STATED GOAL:
Reproduce the following material exactly, including every line.

DATASET EXCERPTS:
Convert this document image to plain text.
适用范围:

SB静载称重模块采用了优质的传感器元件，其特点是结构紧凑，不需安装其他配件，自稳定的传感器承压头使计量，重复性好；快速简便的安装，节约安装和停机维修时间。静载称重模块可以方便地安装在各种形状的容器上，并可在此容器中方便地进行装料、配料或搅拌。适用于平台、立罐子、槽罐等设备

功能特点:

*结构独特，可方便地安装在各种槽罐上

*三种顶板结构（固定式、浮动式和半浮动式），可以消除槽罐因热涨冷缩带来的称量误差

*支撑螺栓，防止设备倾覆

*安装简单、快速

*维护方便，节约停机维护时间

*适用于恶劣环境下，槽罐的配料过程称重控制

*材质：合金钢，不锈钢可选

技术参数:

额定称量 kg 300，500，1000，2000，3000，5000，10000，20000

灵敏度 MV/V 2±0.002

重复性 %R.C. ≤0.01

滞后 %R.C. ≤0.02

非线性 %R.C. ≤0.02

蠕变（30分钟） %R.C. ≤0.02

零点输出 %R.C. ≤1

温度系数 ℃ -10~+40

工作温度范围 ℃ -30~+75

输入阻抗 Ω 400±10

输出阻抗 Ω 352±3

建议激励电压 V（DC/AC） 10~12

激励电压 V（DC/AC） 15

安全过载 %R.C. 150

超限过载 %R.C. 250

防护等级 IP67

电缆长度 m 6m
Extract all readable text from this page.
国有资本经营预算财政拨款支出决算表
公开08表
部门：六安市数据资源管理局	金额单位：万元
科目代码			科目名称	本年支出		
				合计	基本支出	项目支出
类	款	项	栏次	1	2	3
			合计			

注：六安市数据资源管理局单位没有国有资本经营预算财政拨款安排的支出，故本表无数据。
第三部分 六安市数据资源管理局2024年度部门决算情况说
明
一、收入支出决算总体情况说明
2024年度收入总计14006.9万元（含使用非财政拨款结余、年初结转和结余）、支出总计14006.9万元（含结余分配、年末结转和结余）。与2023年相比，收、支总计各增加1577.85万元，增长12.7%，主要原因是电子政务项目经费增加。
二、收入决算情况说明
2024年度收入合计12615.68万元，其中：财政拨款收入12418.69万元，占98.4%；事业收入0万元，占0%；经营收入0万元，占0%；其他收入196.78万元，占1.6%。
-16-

TASK RESPONSE:
Convert this document image to plain text.
适用范围:

SB静载称重模块采用了优质的传感器元件，其特点是结构紧凑，不需安装其他配件，自稳定的传感器承压头使计量，重复性好；快速简便的安装，节约安装和停机维修时间。静载称重模块可以方便地安装在各种形状的容器上，并可在此容器中方便地进行装料、配料或搅拌。适用于平台、立罐子、槽罐等设备

功能特点:

*结构独特，可方便地安装在各种槽罐上

*三种顶板结构（固定式、浮动式和半浮动式），可以消除槽罐因热涨冷缩带来的称量误差

*支撑螺栓，防止设备倾覆

*安装简单、快速

*维护方便，节约停机维护时间

*适用于恶劣环境下，槽罐的配料过程称重控制

*材质：合金钢，不锈钢可选

技术参数:

额定称量 kg 300，500，1000，2000，3000，5000，10000，20000

灵敏度 MV/V 2±0.002

重复性 %R.C. ≤0.01

滞后 %R.C. ≤0.02

非线性 %R.C. ≤0.02

蠕变（30分钟） %R.C. ≤0.02

零点输出 %R.C. ≤1

温度系数 ℃ -10~+40

工作温度范围 ℃ -30~+75

输入阻抗 Ω 400±10

输出阻抗 Ω 352±3

建议激励电压 V（DC/AC） 10~12

激励电压 V（DC/AC） 15

安全过载 %R.C. 150

超限过载 %R.C. 250

防护等级 IP67

电缆长度 m 6m
Extract all readable text from this page.
国有资本经营预算财政拨款支出决算表
公开08表
部门：六安市数据资源管理局	金额单位：万元
科目代码			科目名称	本年支出		
				合计	基本支出	项目支出
类	款	项	栏次	1	2	3
			合计			

注：六安市数据资源管理局单位没有国有资本经营预算财政拨款安排的支出，故本表无数据。
第三部分 六安市数据资源管理局2024年度部门决算情况说
明
一、收入支出决算总体情况说明
2024年度收入总计14006.9万元（含使用非财政拨款结余、年初结转和结余）、支出总计14006.9万元（含结余分配、年末结转和结余）。与2023年相比，收、支总计各增加1577.85万元，增长12.7%，主要原因是电子政务项目经费增加。
二、收入决算情况说明
2024年度收入合计12615.68万元，其中：财政拨款收入12418.69万元，占98.4%；事业收入0万元，占0%；经营收入0万元，占0%；其他收入196.78万元，占1.6%。
-16-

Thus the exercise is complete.